• _Task objective_: Print every entry exactly as written.

• _Material to process_:
----

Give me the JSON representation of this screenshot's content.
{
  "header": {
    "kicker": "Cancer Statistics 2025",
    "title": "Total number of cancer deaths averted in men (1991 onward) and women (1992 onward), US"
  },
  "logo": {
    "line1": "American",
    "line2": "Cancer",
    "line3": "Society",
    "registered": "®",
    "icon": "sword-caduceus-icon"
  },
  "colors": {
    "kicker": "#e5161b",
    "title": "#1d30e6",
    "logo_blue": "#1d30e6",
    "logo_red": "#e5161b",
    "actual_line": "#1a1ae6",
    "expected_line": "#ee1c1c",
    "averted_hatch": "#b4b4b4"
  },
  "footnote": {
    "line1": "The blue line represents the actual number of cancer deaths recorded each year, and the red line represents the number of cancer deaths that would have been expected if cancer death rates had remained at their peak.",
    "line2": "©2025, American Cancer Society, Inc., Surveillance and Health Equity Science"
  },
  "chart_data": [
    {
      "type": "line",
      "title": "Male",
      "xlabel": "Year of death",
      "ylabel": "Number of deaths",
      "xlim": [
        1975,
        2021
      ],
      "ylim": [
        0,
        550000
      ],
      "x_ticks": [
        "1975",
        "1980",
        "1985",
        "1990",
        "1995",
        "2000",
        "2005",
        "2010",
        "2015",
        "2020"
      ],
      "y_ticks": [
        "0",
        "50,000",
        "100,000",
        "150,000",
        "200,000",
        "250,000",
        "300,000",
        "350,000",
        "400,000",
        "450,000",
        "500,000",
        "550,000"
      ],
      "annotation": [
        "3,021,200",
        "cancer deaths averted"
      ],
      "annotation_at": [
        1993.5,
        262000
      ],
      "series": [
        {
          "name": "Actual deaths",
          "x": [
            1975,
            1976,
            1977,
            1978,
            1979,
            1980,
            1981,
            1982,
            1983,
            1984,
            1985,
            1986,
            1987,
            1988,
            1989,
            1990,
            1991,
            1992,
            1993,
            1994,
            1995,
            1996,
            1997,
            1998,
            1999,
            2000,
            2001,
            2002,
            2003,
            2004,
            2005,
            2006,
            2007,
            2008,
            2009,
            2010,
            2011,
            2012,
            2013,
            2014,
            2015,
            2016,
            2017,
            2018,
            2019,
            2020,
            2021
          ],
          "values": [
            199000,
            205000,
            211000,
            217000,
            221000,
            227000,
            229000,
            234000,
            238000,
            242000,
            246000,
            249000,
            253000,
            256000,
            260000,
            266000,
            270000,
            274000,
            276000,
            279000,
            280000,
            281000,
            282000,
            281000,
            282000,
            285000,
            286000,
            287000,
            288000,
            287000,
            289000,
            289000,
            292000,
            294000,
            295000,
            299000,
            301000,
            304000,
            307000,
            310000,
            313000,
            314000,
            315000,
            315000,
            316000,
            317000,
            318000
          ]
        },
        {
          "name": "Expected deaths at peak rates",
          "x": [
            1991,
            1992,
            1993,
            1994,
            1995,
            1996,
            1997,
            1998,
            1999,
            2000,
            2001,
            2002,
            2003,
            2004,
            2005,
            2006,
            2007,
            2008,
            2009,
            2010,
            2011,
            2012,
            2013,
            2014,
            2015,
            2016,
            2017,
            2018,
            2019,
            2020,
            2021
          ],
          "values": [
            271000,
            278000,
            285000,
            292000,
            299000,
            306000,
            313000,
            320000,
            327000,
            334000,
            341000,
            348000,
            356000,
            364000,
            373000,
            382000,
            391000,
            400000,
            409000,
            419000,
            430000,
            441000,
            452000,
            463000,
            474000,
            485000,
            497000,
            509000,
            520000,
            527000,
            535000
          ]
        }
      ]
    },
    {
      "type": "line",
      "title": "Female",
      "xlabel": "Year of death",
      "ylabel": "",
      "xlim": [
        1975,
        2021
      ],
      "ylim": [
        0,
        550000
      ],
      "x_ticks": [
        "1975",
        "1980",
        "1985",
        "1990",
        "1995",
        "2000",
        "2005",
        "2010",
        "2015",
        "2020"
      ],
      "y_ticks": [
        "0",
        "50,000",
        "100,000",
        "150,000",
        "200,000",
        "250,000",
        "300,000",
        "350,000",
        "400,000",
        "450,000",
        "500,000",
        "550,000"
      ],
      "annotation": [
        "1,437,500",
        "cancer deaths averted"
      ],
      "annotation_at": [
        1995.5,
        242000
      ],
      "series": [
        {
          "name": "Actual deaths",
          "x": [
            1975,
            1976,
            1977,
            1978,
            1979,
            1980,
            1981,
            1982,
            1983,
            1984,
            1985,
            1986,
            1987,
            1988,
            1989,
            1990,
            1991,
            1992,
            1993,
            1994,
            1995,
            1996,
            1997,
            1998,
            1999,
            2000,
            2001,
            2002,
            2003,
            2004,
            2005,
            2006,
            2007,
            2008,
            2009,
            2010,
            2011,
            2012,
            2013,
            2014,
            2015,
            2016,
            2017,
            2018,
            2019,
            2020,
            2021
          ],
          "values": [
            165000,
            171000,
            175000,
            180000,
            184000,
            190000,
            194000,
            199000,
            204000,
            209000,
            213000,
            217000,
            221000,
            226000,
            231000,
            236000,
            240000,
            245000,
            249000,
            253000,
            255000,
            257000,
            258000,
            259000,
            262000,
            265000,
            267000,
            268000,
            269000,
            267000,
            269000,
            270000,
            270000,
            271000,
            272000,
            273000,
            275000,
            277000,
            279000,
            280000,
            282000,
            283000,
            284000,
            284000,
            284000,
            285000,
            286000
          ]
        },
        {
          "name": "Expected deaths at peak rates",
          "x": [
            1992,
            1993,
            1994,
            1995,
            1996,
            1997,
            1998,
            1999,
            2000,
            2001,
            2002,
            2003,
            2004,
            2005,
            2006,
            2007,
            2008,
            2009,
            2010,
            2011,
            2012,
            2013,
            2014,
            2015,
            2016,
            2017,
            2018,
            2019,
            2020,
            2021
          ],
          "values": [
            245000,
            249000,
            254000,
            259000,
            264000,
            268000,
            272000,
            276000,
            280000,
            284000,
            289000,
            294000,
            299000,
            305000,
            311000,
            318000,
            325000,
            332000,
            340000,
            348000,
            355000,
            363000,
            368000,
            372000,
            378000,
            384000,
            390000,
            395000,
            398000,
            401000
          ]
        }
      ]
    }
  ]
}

----

• _Written answer_:
Give me the JSON representation of this screenshot's content.
{
  "header": {
    "kicker": "Cancer Statistics 2025",
    "title": "Total number of cancer deaths averted in men (1991 onward) and women (1992 onward), US"
  },
  "logo": {
    "line1": "American",
    "line2": "Cancer",
    "line3": "Society",
    "registered": "®",
    "icon": "sword-caduceus-icon"
  },
  "colors": {
    "kicker": "#e5161b",
    "title": "#1d30e6",
    "logo_blue": "#1d30e6",
    "logo_red": "#e5161b",
    "actual_line": "#1a1ae6",
    "expected_line": "#ee1c1c",
    "averted_hatch": "#b4b4b4"
  },
  "footnote": {
    "line1": "The blue line represents the actual number of cancer deaths recorded each year, and the red line represents the number of cancer deaths that would have been expected if cancer death rates had remained at their peak.",
    "line2": "©2025, American Cancer Society, Inc., Surveillance and Health Equity Science"
  },
  "chart_data": [
    {
      "type": "line",
      "title": "Male",
      "xlabel": "Year of death",
      "ylabel": "Number of deaths",
      "xlim": [
        1975,
        2021
      ],
      "ylim": [
        0,
        550000
      ],
      "x_ticks": [
        "1975",
        "1980",
        "1985",
        "1990",
        "1995",
        "2000",
        "2005",
        "2010",
        "2015",
        "2020"
      ],
      "y_ticks": [
        "0",
        "50,000",
        "100,000",
        "150,000",
        "200,000",
        "250,000",
        "300,000",
        "350,000",
        "400,000",
        "450,000",
        "500,000",
        "550,000"
      ],
      "annotation": [
        "3,021,200",
        "cancer deaths averted"
      ],
      "annotation_at": [
        1993.5,
        262000
      ],
      "series": [
        {
          "name": "Actual deaths",
          "x": [
            1975,
            1976,
            1977,
            1978,
            1979,
            1980,
            1981,
            1982,
            1983,
            1984,
            1985,
            1986,
            1987,
            1988,
            1989,
            1990,
            1991,
            1992,
            1993,
            1994,
            1995,
            1996,
            1997,
            1998,
            1999,
            2000,
            2001,
            2002,
            2003,
            2004,
            2005,
            2006,
            2007,
            2008,
            2009,
            2010,
            2011,
            2012,
            2013,
            2014,
            2015,
            2016,
            2017,
            2018,
            2019,
            2020,
            2021
          ],
          "values": [
            199000,
            205000,
            211000,
            217000,
            221000,
            227000,
            229000,
            234000,
            238000,
            242000,
            246000,
            249000,
            253000,
            256000,
            260000,
            266000,
            270000,
            274000,
            276000,
            279000,
            280000,
            281000,
            282000,
            281000,
            282000,
            285000,
            286000,
            287000,
            288000,
            287000,
            289000,
            289000,
            292000,
            294000,
            295000,
            299000,
            301000,
            304000,
            307000,
            310000,
            313000,
            314000,
            315000,
            315000,
            316000,
            317000,
            318000
          ]
        },
        {
          "name": "Expected deaths at peak rates",
          "x": [
            1991,
            1992,
            1993,
            1994,
            1995,
            1996,
            1997,
            1998,
            1999,
            2000,
            2001,
            2002,
            2003,
            2004,
            2005,
            2006,
            2007,
            2008,
            2009,
            2010,
            2011,
            2012,
            2013,
            2014,
            2015,
            2016,
            2017,
            2018,
            2019,
            2020,
            2021
          ],
          "values": [
            271000,
            278000,
            285000,
            292000,
            299000,
            306000,
            313000,
            320000,
            327000,
            334000,
            341000,
            348000,
            356000,
            364000,
            373000,
            382000,
            391000,
            400000,
            409000,
            419000,
            430000,
            441000,
            452000,
            463000,
            474000,
            485000,
            497000,
            509000,
            520000,
            527000,
            535000
          ]
        }
      ]
    },
    {
      "type": "line",
      "title": "Female",
      "xlabel": "Year of death",
      "ylabel": "",
      "xlim": [
        1975,
        2021
      ],
      "ylim": [
        0,
        550000
      ],
      "x_ticks": [
        "1975",
        "1980",
        "1985",
        "1990",
        "1995",
        "2000",
        "2005",
        "2010",
        "2015",
        "2020"
      ],
      "y_ticks": [
        "0",
        "50,000",
        "100,000",
        "150,000",
        "200,000",
        "250,000",
        "300,000",
        "350,000",
        "400,000",
        "450,000",
        "500,000",
        "550,000"
      ],
      "annotation": [
        "1,437,500",
        "cancer deaths averted"
      ],
      "annotation_at": [
        1995.5,
        242000
      ],
      "series": [
        {
          "name": "Actual deaths",
          "x": [
            1975,
            1976,
            1977,
            1978,
            1979,
            1980,
            1981,
            1982,
            1983,
            1984,
            1985,
            1986,
            1987,
            1988,
            1989,
            1990,
            1991,
            1992,
            1993,
            1994,
            1995,
            1996,
            1997,
            1998,
            1999,
            2000,
            2001,
            2002,
            2003,
            2004,
            2005,
            2006,
            2007,
            2008,
            2009,
            2010,
            2011,
            2012,
            2013,
            2014,
            2015,
            2016,
            2017,
            2018,
            2019,
            2020,
            2021
          ],
          "values": [
            165000,
            171000,
            175000,
            180000,
            184000,
            190000,
            194000,
            199000,
            204000,
            209000,
            213000,
            217000,
            221000,
            226000,
            231000,
            236000,
            240000,
            245000,
            249000,
            253000,
            255000,
            257000,
            258000,
            259000,
            262000,
            265000,
            267000,
            268000,
            269000,
            267000,
            269000,
            270000,
            270000,
            271000,
            272000,
            273000,
            275000,
            277000,
            279000,
            280000,
            282000,
            283000,
            284000,
            284000,
            284000,
            285000,
            286000
          ]
        },
        {
          "name": "Expected deaths at peak rates",
          "x": [
            1992,
            1993,
            1994,
            1995,
            1996,
            1997,
            1998,
            1999,
            2000,
            2001,
            2002,
            2003,
            2004,
            2005,
            2006,
            2007,
            2008,
            2009,
            2010,
            2011,
            2012,
            2013,
            2014,
            2015,
            2016,
            2017,
            2018,
            2019,
            2020,
            2021
          ],
          "values": [
            245000,
            249000,
            254000,
            259000,
            264000,
            268000,
            272000,
            276000,
            280000,
            284000,
            289000,
            294000,
            299000,
            305000,
            311000,
            318000,
            325000,
            332000,
            340000,
            348000,
            355000,
            363000,
            368000,
            372000,
            378000,
            384000,
            390000,
            395000,
            398000,
            401000
          ]
        }
      ]
    }
  ]
}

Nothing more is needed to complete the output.